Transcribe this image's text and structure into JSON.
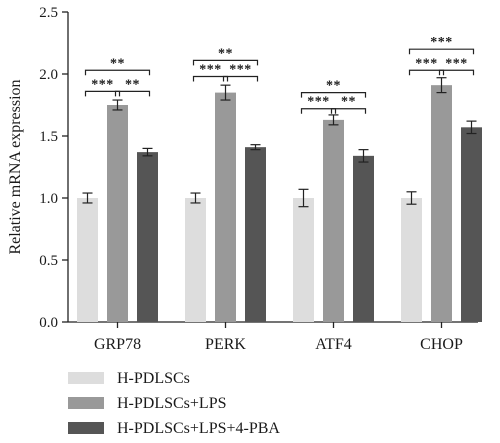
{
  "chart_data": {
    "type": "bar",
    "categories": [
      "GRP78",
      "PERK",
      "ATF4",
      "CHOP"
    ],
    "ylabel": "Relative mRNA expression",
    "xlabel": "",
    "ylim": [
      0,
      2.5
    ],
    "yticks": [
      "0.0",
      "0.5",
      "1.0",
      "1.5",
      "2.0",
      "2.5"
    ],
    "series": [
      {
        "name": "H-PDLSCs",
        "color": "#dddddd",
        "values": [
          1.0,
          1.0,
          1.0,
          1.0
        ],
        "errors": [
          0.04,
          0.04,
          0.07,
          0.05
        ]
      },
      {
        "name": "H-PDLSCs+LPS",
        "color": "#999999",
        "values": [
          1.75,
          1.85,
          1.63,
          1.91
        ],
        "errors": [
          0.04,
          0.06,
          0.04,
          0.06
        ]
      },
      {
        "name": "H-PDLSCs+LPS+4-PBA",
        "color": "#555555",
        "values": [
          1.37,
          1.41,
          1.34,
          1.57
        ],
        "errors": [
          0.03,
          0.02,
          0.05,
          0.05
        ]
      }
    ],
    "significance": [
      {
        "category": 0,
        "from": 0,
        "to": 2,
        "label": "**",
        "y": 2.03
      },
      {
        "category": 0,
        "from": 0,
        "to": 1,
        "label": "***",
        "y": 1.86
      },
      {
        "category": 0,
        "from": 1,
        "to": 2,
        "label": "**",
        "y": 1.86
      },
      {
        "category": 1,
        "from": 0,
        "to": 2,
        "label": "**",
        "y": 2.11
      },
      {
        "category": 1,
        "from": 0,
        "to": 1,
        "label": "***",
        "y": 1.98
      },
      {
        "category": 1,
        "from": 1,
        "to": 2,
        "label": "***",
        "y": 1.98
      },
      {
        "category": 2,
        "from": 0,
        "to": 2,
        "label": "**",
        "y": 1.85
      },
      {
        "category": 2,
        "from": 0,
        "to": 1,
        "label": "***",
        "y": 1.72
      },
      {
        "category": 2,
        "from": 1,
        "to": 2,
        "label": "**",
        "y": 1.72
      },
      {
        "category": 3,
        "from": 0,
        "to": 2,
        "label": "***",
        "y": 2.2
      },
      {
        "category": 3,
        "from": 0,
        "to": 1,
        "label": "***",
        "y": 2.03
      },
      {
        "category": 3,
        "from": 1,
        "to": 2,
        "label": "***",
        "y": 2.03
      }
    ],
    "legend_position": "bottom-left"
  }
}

=-=-=-=-=

- [Work required] Would you retype each line above exactly and skip every image?

- [Task solution]
Transcribe this image's text and structure into JSON.
{
  "chart_data": {
    "type": "bar",
    "categories": [
      "GRP78",
      "PERK",
      "ATF4",
      "CHOP"
    ],
    "ylabel": "Relative mRNA expression",
    "xlabel": "",
    "ylim": [
      0,
      2.5
    ],
    "yticks": [
      "0.0",
      "0.5",
      "1.0",
      "1.5",
      "2.0",
      "2.5"
    ],
    "series": [
      {
        "name": "H-PDLSCs",
        "color": "#dddddd",
        "values": [
          1.0,
          1.0,
          1.0,
          1.0
        ],
        "errors": [
          0.04,
          0.04,
          0.07,
          0.05
        ]
      },
      {
        "name": "H-PDLSCs+LPS",
        "color": "#999999",
        "values": [
          1.75,
          1.85,
          1.63,
          1.91
        ],
        "errors": [
          0.04,
          0.06,
          0.04,
          0.06
        ]
      },
      {
        "name": "H-PDLSCs+LPS+4-PBA",
        "color": "#555555",
        "values": [
          1.37,
          1.41,
          1.34,
          1.57
        ],
        "errors": [
          0.03,
          0.02,
          0.05,
          0.05
        ]
      }
    ],
    "significance": [
      {
        "category": 0,
        "from": 0,
        "to": 2,
        "label": "**",
        "y": 2.03
      },
      {
        "category": 0,
        "from": 0,
        "to": 1,
        "label": "***",
        "y": 1.86
      },
      {
        "category": 0,
        "from": 1,
        "to": 2,
        "label": "**",
        "y": 1.86
      },
      {
        "category": 1,
        "from": 0,
        "to": 2,
        "label": "**",
        "y": 2.11
      },
      {
        "category": 1,
        "from": 0,
        "to": 1,
        "label": "***",
        "y": 1.98
      },
      {
        "category": 1,
        "from": 1,
        "to": 2,
        "label": "***",
        "y": 1.98
      },
      {
        "category": 2,
        "from": 0,
        "to": 2,
        "label": "**",
        "y": 1.85
      },
      {
        "category": 2,
        "from": 0,
        "to": 1,
        "label": "***",
        "y": 1.72
      },
      {
        "category": 2,
        "from": 1,
        "to": 2,
        "label": "**",
        "y": 1.72
      },
      {
        "category": 3,
        "from": 0,
        "to": 2,
        "label": "***",
        "y": 2.2
      },
      {
        "category": 3,
        "from": 0,
        "to": 1,
        "label": "***",
        "y": 2.03
      },
      {
        "category": 3,
        "from": 1,
        "to": 2,
        "label": "***",
        "y": 2.03
      }
    ],
    "legend_position": "bottom-left"
  }
}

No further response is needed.